### Goal
Set down every entry word for word. Omit the pictures.
-- Recorded data start --
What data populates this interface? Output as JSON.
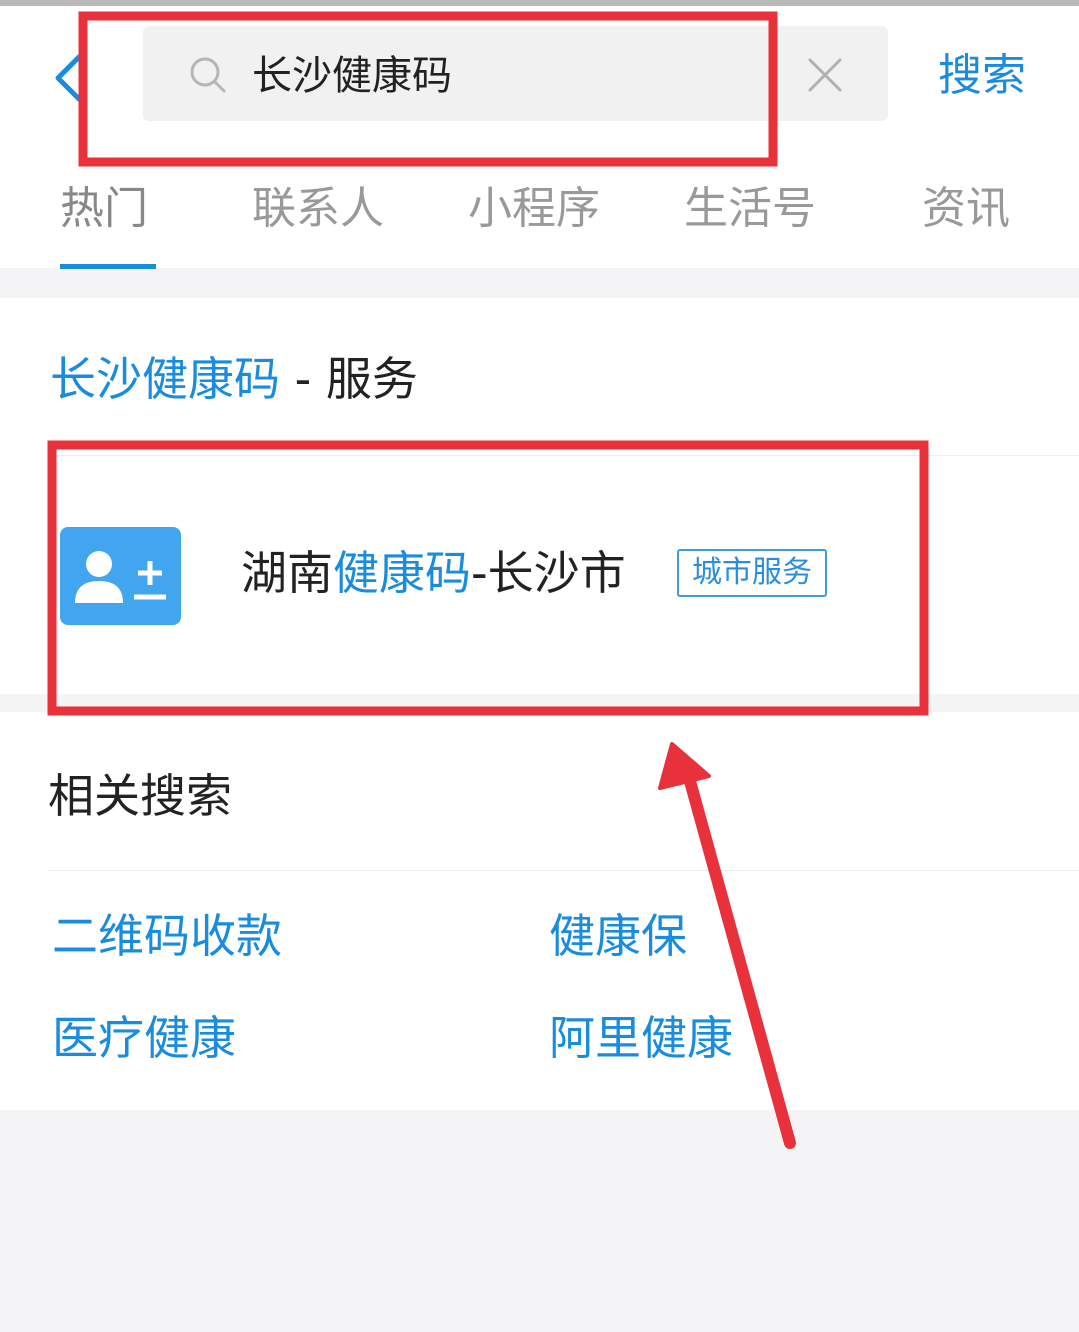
{
  "search": {
    "query": "长沙健康码",
    "button_label": "搜索"
  },
  "tabs": [
    {
      "label": "热门",
      "active": true
    },
    {
      "label": "联系人",
      "active": false
    },
    {
      "label": "小程序",
      "active": false
    },
    {
      "label": "生活号",
      "active": false
    },
    {
      "label": "资讯",
      "active": false
    }
  ],
  "service_section": {
    "title_highlight": "长沙健康码",
    "title_suffix": " - 服务",
    "result": {
      "prefix": "湖南",
      "highlight": "健康码",
      "suffix": "-长沙市",
      "badge": "城市服务",
      "icon": "add-contact-icon"
    }
  },
  "related_search": {
    "title": "相关搜索",
    "items": [
      "二维码收款",
      "健康保",
      "医疗健康",
      "阿里健康"
    ]
  },
  "colors": {
    "accent": "#1a8ce0",
    "annotation_red": "#e8313a",
    "icon_bg": "#42a5f0"
  }
}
-- Recorded data end --
### Complete response
What data populates this interface? Output as JSON.
{
  "search": {
    "query": "长沙健康码",
    "button_label": "搜索"
  },
  "tabs": [
    {
      "label": "热门",
      "active": true
    },
    {
      "label": "联系人",
      "active": false
    },
    {
      "label": "小程序",
      "active": false
    },
    {
      "label": "生活号",
      "active": false
    },
    {
      "label": "资讯",
      "active": false
    }
  ],
  "service_section": {
    "title_highlight": "长沙健康码",
    "title_suffix": " - 服务",
    "result": {
      "prefix": "湖南",
      "highlight": "健康码",
      "suffix": "-长沙市",
      "badge": "城市服务",
      "icon": "add-contact-icon"
    }
  },
  "related_search": {
    "title": "相关搜索",
    "items": [
      "二维码收款",
      "健康保",
      "医疗健康",
      "阿里健康"
    ]
  },
  "colors": {
    "accent": "#1a8ce0",
    "annotation_red": "#e8313a",
    "icon_bg": "#42a5f0"
  }
}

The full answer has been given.